TASKS FOR THIS EXERCISE ::
1. Return the part of the page extract from "If my brain" to "(the electronic models).", copied exactly.
2. Answer these from the page extract:
(a) Which chip number was chosen for investigation?
(b) What was the estimated number of cycles per second on the first circuit?
(c) In the Emo Philips quotation, at what was the computer no match for him?

           Much as I need a hundred items, watch shortly for a high-speed run down to see JP in a day or two. It is strange he is unable to follow my lead and drop everything. I didn’t ask anyone’s permission to go to Colorado. JZ! We are up there, we can’t be pretending good times might materialize. Let’s get out there, and so what if the family has to pay somebody else for the deliveries? If they squawk it costs more, raise your prices.

           Non-electronics buffs can skip this section. The lucky chip (integrated circuit) chosen for investigation is the 4026. It houses two different internal arrangements; we are interested only in the half called a VCO. Voltage controlled oscillator. As the name implies once you figure it, this chip produces a sharp digital (clock) signal that varies with the voltage. As the voltage gets less, the rate of flash slows up. Stay with me here any gamblers out there—for if I was a gambler this is the type of chip I would investigate. Two days ago we looked at random numbers. So heads up!
           If my brain is still in gear, one of the items that stumped me was counting the estimated 984 million cycles per second on my first circuit, and I possessed nothing that could measure that realm. But I tried using chips that divided by ten until I’d used up everything in town. I now have more, thanks to Boulder, CO. This chip or something similar must be the heart of all gambling machines that slow down gradually, like roulette wheels or slot machines (the electronic models).

           Here’s where to follow the logic. To get the chip to gradually slow down and stop, we need to couple it to a declining voltage. And the resistor-capacitor pair on the first circuit is ideal. There is only a one chance in 984 million of releasing the button at a point of guessing which of ten LEDs will remain lit—but so you know, it is in the end entirely predictable. I intend to replace the resistor-capacitor pair with adjustable components to investigate the effect—and to map the behavior of any used pins. There is nothing new about doing this.

           √ Mae West is also the person who said, “Keep a diary, and one day it will keep you.”
           √ Then there was Emo Philips, “A computer once beat me at chess, but it was no match for me at kickboxing.”

GIVEN DATA ::
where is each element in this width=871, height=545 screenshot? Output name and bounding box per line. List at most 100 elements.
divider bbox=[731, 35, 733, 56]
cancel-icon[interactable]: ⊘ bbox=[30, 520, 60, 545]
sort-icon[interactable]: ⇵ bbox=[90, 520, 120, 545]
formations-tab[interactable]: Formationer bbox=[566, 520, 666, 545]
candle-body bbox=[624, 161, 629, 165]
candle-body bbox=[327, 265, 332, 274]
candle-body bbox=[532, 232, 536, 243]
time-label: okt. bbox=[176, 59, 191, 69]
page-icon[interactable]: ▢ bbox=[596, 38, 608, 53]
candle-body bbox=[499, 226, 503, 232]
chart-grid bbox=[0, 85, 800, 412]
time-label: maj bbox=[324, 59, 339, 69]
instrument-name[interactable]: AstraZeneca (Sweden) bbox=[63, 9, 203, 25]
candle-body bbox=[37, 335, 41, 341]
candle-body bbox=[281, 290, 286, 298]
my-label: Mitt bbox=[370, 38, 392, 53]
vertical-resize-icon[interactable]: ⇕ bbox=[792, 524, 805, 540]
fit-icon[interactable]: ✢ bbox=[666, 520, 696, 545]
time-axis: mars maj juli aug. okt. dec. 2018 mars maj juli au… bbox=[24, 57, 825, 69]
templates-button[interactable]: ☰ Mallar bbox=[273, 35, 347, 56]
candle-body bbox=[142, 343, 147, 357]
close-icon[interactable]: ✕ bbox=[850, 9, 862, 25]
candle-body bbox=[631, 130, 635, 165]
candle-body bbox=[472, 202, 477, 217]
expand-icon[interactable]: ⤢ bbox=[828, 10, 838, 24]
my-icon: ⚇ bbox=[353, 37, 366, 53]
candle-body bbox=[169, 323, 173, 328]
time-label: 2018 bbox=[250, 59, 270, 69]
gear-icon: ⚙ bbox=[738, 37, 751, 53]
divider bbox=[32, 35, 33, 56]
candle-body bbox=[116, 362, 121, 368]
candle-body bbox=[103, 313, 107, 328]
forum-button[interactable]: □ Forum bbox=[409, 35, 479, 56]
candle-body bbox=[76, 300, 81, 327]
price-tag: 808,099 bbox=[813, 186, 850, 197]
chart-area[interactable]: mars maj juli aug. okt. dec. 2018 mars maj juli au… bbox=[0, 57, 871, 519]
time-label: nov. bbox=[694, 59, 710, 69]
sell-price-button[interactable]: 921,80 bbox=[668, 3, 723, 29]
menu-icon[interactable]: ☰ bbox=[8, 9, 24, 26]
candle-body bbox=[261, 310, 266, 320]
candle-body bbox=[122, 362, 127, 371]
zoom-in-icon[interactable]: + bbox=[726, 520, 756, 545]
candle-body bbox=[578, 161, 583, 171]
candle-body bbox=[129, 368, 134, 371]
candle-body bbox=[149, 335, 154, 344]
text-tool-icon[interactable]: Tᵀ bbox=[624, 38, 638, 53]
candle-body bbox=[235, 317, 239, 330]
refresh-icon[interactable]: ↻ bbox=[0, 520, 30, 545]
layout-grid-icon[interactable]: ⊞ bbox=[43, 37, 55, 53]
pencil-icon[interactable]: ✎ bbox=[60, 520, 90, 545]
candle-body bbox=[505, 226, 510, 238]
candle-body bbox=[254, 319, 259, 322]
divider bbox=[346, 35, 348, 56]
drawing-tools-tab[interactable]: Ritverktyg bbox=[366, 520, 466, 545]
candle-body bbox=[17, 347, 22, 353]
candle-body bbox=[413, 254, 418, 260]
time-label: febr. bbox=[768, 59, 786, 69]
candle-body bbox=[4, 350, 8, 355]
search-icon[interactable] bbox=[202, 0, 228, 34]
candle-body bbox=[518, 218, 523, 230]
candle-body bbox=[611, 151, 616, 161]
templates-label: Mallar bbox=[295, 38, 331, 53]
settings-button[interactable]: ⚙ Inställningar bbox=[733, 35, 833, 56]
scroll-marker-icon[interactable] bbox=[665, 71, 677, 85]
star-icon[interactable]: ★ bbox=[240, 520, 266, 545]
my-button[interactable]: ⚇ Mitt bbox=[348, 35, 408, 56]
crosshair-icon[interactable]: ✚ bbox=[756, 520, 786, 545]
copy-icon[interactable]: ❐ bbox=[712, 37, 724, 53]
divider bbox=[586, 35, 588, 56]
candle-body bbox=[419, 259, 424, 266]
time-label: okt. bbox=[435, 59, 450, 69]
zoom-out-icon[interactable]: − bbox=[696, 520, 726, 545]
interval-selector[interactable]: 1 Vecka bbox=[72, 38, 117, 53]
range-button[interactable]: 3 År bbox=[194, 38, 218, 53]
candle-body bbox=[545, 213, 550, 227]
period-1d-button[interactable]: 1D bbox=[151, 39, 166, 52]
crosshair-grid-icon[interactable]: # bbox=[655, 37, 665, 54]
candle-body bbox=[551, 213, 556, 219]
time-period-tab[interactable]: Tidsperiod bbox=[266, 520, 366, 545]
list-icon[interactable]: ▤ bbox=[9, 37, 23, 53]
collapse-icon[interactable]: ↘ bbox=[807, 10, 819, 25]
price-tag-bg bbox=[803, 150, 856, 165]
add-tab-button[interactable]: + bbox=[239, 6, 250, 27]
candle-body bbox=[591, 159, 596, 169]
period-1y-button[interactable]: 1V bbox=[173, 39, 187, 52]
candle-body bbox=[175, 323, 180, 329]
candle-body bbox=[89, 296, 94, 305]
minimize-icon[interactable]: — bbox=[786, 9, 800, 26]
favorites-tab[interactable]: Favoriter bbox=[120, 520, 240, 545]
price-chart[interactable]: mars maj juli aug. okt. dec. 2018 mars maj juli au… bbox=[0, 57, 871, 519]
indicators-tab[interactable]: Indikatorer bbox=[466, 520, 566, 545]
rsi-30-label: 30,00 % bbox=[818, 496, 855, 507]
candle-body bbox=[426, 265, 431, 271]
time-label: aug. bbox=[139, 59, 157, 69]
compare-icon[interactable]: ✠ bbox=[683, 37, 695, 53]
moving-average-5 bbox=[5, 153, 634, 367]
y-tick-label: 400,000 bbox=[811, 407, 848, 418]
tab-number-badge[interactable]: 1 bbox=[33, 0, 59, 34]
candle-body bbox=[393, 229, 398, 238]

ANSWERS TO THE TASKS ::
1.
If my brain is still in gear, one of the items that stumped me was counting the estimated 984 million cycles per second on my first circuit, and I possessed nothing that could measure that realm. But I tried using chips that divided by ten until I’d used up everything in town. I now have more, thanks to Boulder, CO. This chip or something similar must be the heart of all gambling machines that slow down gradually, like roulette wheels or slot machines (the electronic models).

2.
(a) 4026
(b) 984 million
(c) Kickboxing